Write out the entire listing below exactly, with the pictures left out.

# Record extracts:
* * * * * * *

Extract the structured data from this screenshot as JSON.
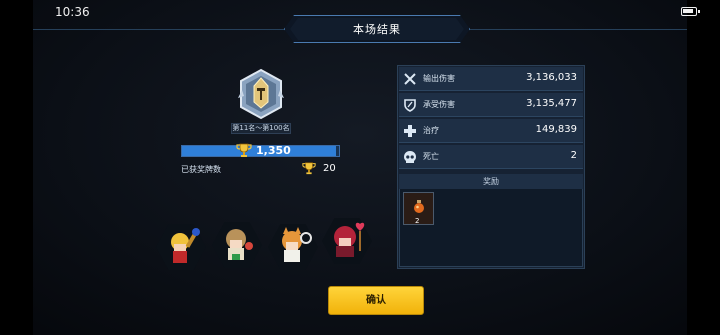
{
  "status_bar": {
    "time": "10:36"
  },
  "header": {
    "title": "本场结果"
  },
  "rank": {
    "label": "第11名～第100名"
  },
  "progress": {
    "value_text": "1,350",
    "fill_fraction": 0.98
  },
  "earned": {
    "label": "已获奖牌数",
    "value": "20"
  },
  "characters": [
    {
      "name": "hero-1"
    },
    {
      "name": "hero-2"
    },
    {
      "name": "hero-3"
    },
    {
      "name": "hero-4"
    }
  ],
  "stats": [
    {
      "icon": "swords-icon",
      "label": "输出伤害",
      "value": "3,136,033"
    },
    {
      "icon": "shield-icon",
      "label": "承受伤害",
      "value": "3,135,477"
    },
    {
      "icon": "heal-cross-icon",
      "label": "治疗",
      "value": "149,839"
    },
    {
      "icon": "skull-icon",
      "label": "死亡",
      "value": "2"
    }
  ],
  "rewards": {
    "header": "奖励",
    "items": [
      {
        "icon": "potion-icon",
        "count": "2"
      }
    ]
  },
  "confirm_label": "确认",
  "colors": {
    "accent_yellow": "#f1b20a",
    "progress_blue": "#2f7fd8",
    "panel": "#162233"
  }
}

* * * * * * *

# Solved problem:
Extract the structured data from this screenshot as JSON.
{
  "status_bar": {
    "time": "10:36"
  },
  "header": {
    "title": "本场结果"
  },
  "rank": {
    "label": "第11名～第100名"
  },
  "progress": {
    "value_text": "1,350",
    "fill_fraction": 0.98
  },
  "earned": {
    "label": "已获奖牌数",
    "value": "20"
  },
  "characters": [
    {
      "name": "hero-1"
    },
    {
      "name": "hero-2"
    },
    {
      "name": "hero-3"
    },
    {
      "name": "hero-4"
    }
  ],
  "stats": [
    {
      "icon": "swords-icon",
      "label": "输出伤害",
      "value": "3,136,033"
    },
    {
      "icon": "shield-icon",
      "label": "承受伤害",
      "value": "3,135,477"
    },
    {
      "icon": "heal-cross-icon",
      "label": "治疗",
      "value": "149,839"
    },
    {
      "icon": "skull-icon",
      "label": "死亡",
      "value": "2"
    }
  ],
  "rewards": {
    "header": "奖励",
    "items": [
      {
        "icon": "potion-icon",
        "count": "2"
      }
    ]
  },
  "confirm_label": "确认",
  "colors": {
    "accent_yellow": "#f1b20a",
    "progress_blue": "#2f7fd8",
    "panel": "#162233"
  }
}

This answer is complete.